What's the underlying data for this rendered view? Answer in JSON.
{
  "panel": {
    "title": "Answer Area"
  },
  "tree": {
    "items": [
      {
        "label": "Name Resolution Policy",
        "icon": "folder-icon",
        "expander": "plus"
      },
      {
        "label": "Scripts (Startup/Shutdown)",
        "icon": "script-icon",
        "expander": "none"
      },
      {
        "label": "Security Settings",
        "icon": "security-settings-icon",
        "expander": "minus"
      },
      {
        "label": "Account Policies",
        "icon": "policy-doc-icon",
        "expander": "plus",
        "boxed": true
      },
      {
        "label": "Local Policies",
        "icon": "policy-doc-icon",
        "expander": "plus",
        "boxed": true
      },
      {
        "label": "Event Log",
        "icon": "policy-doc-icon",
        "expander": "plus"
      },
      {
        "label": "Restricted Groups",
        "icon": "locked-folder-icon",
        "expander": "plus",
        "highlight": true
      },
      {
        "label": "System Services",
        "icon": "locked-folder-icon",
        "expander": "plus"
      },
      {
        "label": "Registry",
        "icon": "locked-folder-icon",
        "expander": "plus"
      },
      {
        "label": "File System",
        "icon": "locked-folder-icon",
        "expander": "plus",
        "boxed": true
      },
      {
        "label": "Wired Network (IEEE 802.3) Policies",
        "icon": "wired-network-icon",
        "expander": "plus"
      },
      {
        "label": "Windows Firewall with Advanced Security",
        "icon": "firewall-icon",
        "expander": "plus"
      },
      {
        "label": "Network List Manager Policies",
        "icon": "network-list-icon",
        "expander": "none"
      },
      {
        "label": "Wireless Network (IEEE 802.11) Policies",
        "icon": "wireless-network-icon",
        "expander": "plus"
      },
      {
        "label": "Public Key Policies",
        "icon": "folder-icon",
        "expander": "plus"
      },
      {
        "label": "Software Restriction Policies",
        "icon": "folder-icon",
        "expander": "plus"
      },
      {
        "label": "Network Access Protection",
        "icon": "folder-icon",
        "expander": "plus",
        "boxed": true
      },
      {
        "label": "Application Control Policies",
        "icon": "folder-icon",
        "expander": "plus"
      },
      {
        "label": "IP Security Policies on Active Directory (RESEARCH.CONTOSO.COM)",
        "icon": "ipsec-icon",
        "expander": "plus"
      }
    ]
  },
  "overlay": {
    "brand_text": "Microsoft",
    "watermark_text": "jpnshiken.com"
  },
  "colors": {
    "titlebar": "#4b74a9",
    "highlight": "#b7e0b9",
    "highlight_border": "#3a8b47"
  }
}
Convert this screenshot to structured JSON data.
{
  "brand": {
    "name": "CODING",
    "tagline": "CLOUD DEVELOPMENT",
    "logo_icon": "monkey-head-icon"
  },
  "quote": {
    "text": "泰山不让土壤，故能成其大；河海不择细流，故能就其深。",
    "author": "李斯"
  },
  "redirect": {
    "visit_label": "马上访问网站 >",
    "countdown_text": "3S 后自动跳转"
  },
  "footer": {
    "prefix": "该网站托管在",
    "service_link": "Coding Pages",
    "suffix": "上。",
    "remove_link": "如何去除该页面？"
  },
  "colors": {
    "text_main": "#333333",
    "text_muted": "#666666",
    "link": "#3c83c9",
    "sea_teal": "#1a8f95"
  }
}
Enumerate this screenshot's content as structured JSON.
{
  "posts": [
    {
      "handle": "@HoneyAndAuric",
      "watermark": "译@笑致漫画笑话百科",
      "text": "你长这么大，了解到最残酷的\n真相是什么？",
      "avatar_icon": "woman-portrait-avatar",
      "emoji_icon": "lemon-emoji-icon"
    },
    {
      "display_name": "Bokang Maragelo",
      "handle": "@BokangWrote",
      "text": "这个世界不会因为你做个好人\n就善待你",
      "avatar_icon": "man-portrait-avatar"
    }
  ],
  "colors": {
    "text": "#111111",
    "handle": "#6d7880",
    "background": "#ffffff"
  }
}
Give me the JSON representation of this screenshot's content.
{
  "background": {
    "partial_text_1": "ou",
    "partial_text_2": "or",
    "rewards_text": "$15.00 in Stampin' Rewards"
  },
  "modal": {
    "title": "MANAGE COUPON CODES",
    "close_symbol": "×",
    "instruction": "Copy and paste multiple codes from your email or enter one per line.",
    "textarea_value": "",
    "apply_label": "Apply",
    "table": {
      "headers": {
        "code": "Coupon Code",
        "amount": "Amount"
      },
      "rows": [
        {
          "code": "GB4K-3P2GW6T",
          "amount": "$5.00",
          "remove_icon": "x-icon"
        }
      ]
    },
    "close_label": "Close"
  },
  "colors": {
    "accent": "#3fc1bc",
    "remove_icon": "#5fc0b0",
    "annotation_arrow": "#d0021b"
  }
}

──────────

## Given problem
Through the last line of the entries above, beginning at the line containing "Give me the", transcribe each line exactly, both ends included and nothing more.

## Solution for this exercise
Give me the JSON representation of this screenshot's content.
{
  "background": {
    "partial_text_1": "ou",
    "partial_text_2": "or",
    "rewards_text": "$15.00 in Stampin' Rewards"
  },
  "modal": {
    "title": "MANAGE COUPON CODES",
    "close_symbol": "×",
    "instruction": "Copy and paste multiple codes from your email or enter one per line.",
    "textarea_value": "",
    "apply_label": "Apply",
    "table": {
      "headers": {
        "code": "Coupon Code",
        "amount": "Amount"
      },
      "rows": [
        {
          "code": "GB4K-3P2GW6T",
          "amount": "$5.00",
          "remove_icon": "x-icon"
        }
      ]
    },
    "close_label": "Close"
  },
  "colors": {
    "accent": "#3fc1bc",
    "remove_icon": "#5fc0b0",
    "annotation_arrow": "#d0021b"
  }
}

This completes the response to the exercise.